> Available data
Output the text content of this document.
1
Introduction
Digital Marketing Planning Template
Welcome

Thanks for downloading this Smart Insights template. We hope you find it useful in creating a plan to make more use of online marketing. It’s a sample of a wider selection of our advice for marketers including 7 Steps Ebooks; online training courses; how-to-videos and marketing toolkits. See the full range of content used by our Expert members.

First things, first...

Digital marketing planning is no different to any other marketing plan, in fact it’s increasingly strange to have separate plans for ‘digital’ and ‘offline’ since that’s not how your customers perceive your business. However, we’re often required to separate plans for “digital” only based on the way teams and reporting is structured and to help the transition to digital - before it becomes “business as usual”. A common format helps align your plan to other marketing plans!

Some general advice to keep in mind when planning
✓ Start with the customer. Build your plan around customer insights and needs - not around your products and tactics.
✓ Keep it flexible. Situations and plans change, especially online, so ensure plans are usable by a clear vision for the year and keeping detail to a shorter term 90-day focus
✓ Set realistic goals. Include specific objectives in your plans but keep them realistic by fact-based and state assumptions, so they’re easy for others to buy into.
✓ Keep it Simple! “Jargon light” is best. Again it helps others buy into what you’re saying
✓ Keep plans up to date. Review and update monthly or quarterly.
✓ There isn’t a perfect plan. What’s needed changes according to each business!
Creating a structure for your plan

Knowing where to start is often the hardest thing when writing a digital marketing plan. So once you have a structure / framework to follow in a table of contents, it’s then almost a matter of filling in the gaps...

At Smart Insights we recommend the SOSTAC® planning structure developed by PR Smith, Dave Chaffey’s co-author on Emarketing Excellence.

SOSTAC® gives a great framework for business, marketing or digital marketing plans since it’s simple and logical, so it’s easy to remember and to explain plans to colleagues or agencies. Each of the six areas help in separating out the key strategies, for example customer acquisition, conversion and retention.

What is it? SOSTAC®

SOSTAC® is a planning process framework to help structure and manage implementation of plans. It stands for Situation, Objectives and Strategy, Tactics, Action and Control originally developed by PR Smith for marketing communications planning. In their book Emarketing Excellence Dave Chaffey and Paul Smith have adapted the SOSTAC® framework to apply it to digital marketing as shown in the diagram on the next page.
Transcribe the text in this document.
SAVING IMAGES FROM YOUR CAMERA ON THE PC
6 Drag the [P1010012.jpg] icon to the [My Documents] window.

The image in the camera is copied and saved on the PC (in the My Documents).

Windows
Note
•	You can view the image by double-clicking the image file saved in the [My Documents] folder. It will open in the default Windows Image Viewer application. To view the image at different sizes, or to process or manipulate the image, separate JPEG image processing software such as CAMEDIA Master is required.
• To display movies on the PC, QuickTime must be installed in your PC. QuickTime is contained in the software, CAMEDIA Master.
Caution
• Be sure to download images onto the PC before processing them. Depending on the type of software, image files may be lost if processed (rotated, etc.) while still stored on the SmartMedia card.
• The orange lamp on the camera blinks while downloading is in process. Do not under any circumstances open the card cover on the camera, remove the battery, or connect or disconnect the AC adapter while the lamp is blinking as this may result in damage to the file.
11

> Aim of the task
Every entry needs to be retyped exactly.

> Solution below
Output the text content of this document.
1
Introduction
Digital Marketing Planning Template
Welcome

Thanks for downloading this Smart Insights template. We hope you find it useful in creating a plan to make more use of online marketing. It’s a sample of a wider selection of our advice for marketers including 7 Steps Ebooks; online training courses; how-to-videos and marketing toolkits. See the full range of content used by our Expert members.

First things, first...

Digital marketing planning is no different to any other marketing plan, in fact it’s increasingly strange to have separate plans for ‘digital’ and ‘offline’ since that’s not how your customers perceive your business. However, we’re often required to separate plans for “digital” only based on the way teams and reporting is structured and to help the transition to digital - before it becomes “business as usual”. A common format helps align your plan to other marketing plans!

Some general advice to keep in mind when planning
✓ Start with the customer. Build your plan around customer insights and needs - not around your products and tactics.
✓ Keep it flexible. Situations and plans change, especially online, so ensure plans are usable by a clear vision for the year and keeping detail to a shorter term 90-day focus
✓ Set realistic goals. Include specific objectives in your plans but keep them realistic by fact-based and state assumptions, so they’re easy for others to buy into.
✓ Keep it Simple! “Jargon light” is best. Again it helps others buy into what you’re saying
✓ Keep plans up to date. Review and update monthly or quarterly.
✓ There isn’t a perfect plan. What’s needed changes according to each business!
Creating a structure for your plan

Knowing where to start is often the hardest thing when writing a digital marketing plan. So once you have a structure / framework to follow in a table of contents, it’s then almost a matter of filling in the gaps...

At Smart Insights we recommend the SOSTAC® planning structure developed by PR Smith, Dave Chaffey’s co-author on Emarketing Excellence.

SOSTAC® gives a great framework for business, marketing or digital marketing plans since it’s simple and logical, so it’s easy to remember and to explain plans to colleagues or agencies. Each of the six areas help in separating out the key strategies, for example customer acquisition, conversion and retention.

What is it? SOSTAC®

SOSTAC® is a planning process framework to help structure and manage implementation of plans. It stands for Situation, Objectives and Strategy, Tactics, Action and Control originally developed by PR Smith for marketing communications planning. In their book Emarketing Excellence Dave Chaffey and Paul Smith have adapted the SOSTAC® framework to apply it to digital marketing as shown in the diagram on the next page.
Transcribe the text in this document.
SAVING IMAGES FROM YOUR CAMERA ON THE PC
6 Drag the [P1010012.jpg] icon to the [My Documents] window.

The image in the camera is copied and saved on the PC (in the My Documents).

Windows
Note
•	You can view the image by double-clicking the image file saved in the [My Documents] folder. It will open in the default Windows Image Viewer application. To view the image at different sizes, or to process or manipulate the image, separate JPEG image processing software such as CAMEDIA Master is required.
• To display movies on the PC, QuickTime must be installed in your PC. QuickTime is contained in the software, CAMEDIA Master.
Caution
• Be sure to download images onto the PC before processing them. Depending on the type of software, image files may be lost if processed (rotated, etc.) while still stored on the SmartMedia card.
• The orange lamp on the camera blinks while downloading is in process. Do not under any circumstances open the card cover on the camera, remove the battery, or connect or disconnect the AC adapter while the lamp is blinking as this may result in damage to the file.
11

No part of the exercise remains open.